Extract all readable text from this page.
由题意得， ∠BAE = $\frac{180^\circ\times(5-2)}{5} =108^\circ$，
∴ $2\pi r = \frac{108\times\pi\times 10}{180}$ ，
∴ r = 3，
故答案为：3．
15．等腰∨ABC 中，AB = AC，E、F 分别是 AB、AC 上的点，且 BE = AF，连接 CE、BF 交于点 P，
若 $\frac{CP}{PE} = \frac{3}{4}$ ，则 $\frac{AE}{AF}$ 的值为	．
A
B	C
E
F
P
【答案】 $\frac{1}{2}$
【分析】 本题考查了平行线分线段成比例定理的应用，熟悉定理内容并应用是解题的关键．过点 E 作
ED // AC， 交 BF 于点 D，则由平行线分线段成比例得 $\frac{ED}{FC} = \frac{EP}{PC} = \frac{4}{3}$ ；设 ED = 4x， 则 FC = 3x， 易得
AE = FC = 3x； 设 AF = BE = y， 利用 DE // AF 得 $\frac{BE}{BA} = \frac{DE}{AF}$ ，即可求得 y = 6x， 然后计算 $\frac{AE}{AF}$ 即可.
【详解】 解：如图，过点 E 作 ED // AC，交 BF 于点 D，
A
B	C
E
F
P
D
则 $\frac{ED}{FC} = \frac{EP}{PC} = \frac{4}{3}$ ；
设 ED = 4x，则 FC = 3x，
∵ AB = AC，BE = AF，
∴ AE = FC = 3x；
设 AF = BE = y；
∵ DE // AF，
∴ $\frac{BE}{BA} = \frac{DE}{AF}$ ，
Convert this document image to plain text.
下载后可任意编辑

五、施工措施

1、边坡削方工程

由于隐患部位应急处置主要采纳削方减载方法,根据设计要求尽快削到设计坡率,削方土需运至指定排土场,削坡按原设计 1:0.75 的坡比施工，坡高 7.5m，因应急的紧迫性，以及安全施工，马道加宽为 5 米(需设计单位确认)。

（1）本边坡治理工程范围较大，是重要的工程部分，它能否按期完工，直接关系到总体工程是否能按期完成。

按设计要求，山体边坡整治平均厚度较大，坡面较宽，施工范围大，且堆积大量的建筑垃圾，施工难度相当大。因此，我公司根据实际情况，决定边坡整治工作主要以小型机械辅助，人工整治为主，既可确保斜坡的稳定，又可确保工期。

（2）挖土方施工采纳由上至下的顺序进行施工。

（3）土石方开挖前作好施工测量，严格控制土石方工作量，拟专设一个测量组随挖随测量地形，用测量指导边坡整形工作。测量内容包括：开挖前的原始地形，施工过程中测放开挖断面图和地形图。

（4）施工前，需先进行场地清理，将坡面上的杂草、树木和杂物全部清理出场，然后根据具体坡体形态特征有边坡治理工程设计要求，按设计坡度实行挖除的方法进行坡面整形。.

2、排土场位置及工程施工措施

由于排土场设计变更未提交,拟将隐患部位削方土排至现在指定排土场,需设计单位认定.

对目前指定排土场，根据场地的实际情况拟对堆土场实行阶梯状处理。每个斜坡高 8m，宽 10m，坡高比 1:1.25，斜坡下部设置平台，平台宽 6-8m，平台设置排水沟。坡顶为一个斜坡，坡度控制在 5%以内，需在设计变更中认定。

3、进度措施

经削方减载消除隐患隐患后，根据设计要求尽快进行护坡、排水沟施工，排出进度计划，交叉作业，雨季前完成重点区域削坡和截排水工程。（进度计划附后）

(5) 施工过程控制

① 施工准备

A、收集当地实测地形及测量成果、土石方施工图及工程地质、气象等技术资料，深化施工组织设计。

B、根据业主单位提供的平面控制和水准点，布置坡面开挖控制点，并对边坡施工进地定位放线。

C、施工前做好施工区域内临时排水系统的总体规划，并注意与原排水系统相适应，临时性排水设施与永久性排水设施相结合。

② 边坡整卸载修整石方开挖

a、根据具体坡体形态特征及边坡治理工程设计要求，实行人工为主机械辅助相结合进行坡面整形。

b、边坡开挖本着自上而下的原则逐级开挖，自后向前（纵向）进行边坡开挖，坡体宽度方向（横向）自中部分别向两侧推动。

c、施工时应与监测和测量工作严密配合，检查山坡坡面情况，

===

■ **THE TASK**:
Emit the records above again, exactly, with no line skipped.

■ **WRITTEN SOLUTION**:
Extract all readable text from this page.
由题意得， ∠BAE = $\frac{180^\circ\times(5-2)}{5} =108^\circ$，
∴ $2\pi r = \frac{108\times\pi\times 10}{180}$ ，
∴ r = 3，
故答案为：3．
15．等腰∨ABC 中，AB = AC，E、F 分别是 AB、AC 上的点，且 BE = AF，连接 CE、BF 交于点 P，
若 $\frac{CP}{PE} = \frac{3}{4}$ ，则 $\frac{AE}{AF}$ 的值为	．
A
B	C
E
F
P
【答案】 $\frac{1}{2}$
【分析】 本题考查了平行线分线段成比例定理的应用，熟悉定理内容并应用是解题的关键．过点 E 作
ED // AC， 交 BF 于点 D，则由平行线分线段成比例得 $\frac{ED}{FC} = \frac{EP}{PC} = \frac{4}{3}$ ；设 ED = 4x， 则 FC = 3x， 易得
AE = FC = 3x； 设 AF = BE = y， 利用 DE // AF 得 $\frac{BE}{BA} = \frac{DE}{AF}$ ，即可求得 y = 6x， 然后计算 $\frac{AE}{AF}$ 即可.
【详解】 解：如图，过点 E 作 ED // AC，交 BF 于点 D，
A
B	C
E
F
P
D
则 $\frac{ED}{FC} = \frac{EP}{PC} = \frac{4}{3}$ ；
设 ED = 4x，则 FC = 3x，
∵ AB = AC，BE = AF，
∴ AE = FC = 3x；
设 AF = BE = y；
∵ DE // AF，
∴ $\frac{BE}{BA} = \frac{DE}{AF}$ ，
Convert this document image to plain text.
下载后可任意编辑

五、施工措施

1、边坡削方工程

由于隐患部位应急处置主要采纳削方减载方法,根据设计要求尽快削到设计坡率,削方土需运至指定排土场,削坡按原设计 1:0.75 的坡比施工，坡高 7.5m，因应急的紧迫性，以及安全施工，马道加宽为 5 米(需设计单位确认)。

（1）本边坡治理工程范围较大，是重要的工程部分，它能否按期完工，直接关系到总体工程是否能按期完成。

按设计要求，山体边坡整治平均厚度较大，坡面较宽，施工范围大，且堆积大量的建筑垃圾，施工难度相当大。因此，我公司根据实际情况，决定边坡整治工作主要以小型机械辅助，人工整治为主，既可确保斜坡的稳定，又可确保工期。

（2）挖土方施工采纳由上至下的顺序进行施工。

（3）土石方开挖前作好施工测量，严格控制土石方工作量，拟专设一个测量组随挖随测量地形，用测量指导边坡整形工作。测量内容包括：开挖前的原始地形，施工过程中测放开挖断面图和地形图。

（4）施工前，需先进行场地清理，将坡面上的杂草、树木和杂物全部清理出场，然后根据具体坡体形态特征有边坡治理工程设计要求，按设计坡度实行挖除的方法进行坡面整形。.

2、排土场位置及工程施工措施

由于排土场设计变更未提交,拟将隐患部位削方土排至现在指定排土场,需设计单位认定.

对目前指定排土场，根据场地的实际情况拟对堆土场实行阶梯状处理。每个斜坡高 8m，宽 10m，坡高比 1:1.25，斜坡下部设置平台，平台宽 6-8m，平台设置排水沟。坡顶为一个斜坡，坡度控制在 5%以内，需在设计变更中认定。

3、进度措施

经削方减载消除隐患隐患后，根据设计要求尽快进行护坡、排水沟施工，排出进度计划，交叉作业，雨季前完成重点区域削坡和截排水工程。（进度计划附后）

(5) 施工过程控制

① 施工准备

A、收集当地实测地形及测量成果、土石方施工图及工程地质、气象等技术资料，深化施工组织设计。

B、根据业主单位提供的平面控制和水准点，布置坡面开挖控制点，并对边坡施工进地定位放线。

C、施工前做好施工区域内临时排水系统的总体规划，并注意与原排水系统相适应，临时性排水设施与永久性排水设施相结合。

② 边坡整卸载修整石方开挖

a、根据具体坡体形态特征及边坡治理工程设计要求，实行人工为主机械辅助相结合进行坡面整形。

b、边坡开挖本着自上而下的原则逐级开挖，自后向前（纵向）进行边坡开挖，坡体宽度方向（横向）自中部分别向两侧推动。

c、施工时应与监测和测量工作严密配合，检查山坡坡面情况，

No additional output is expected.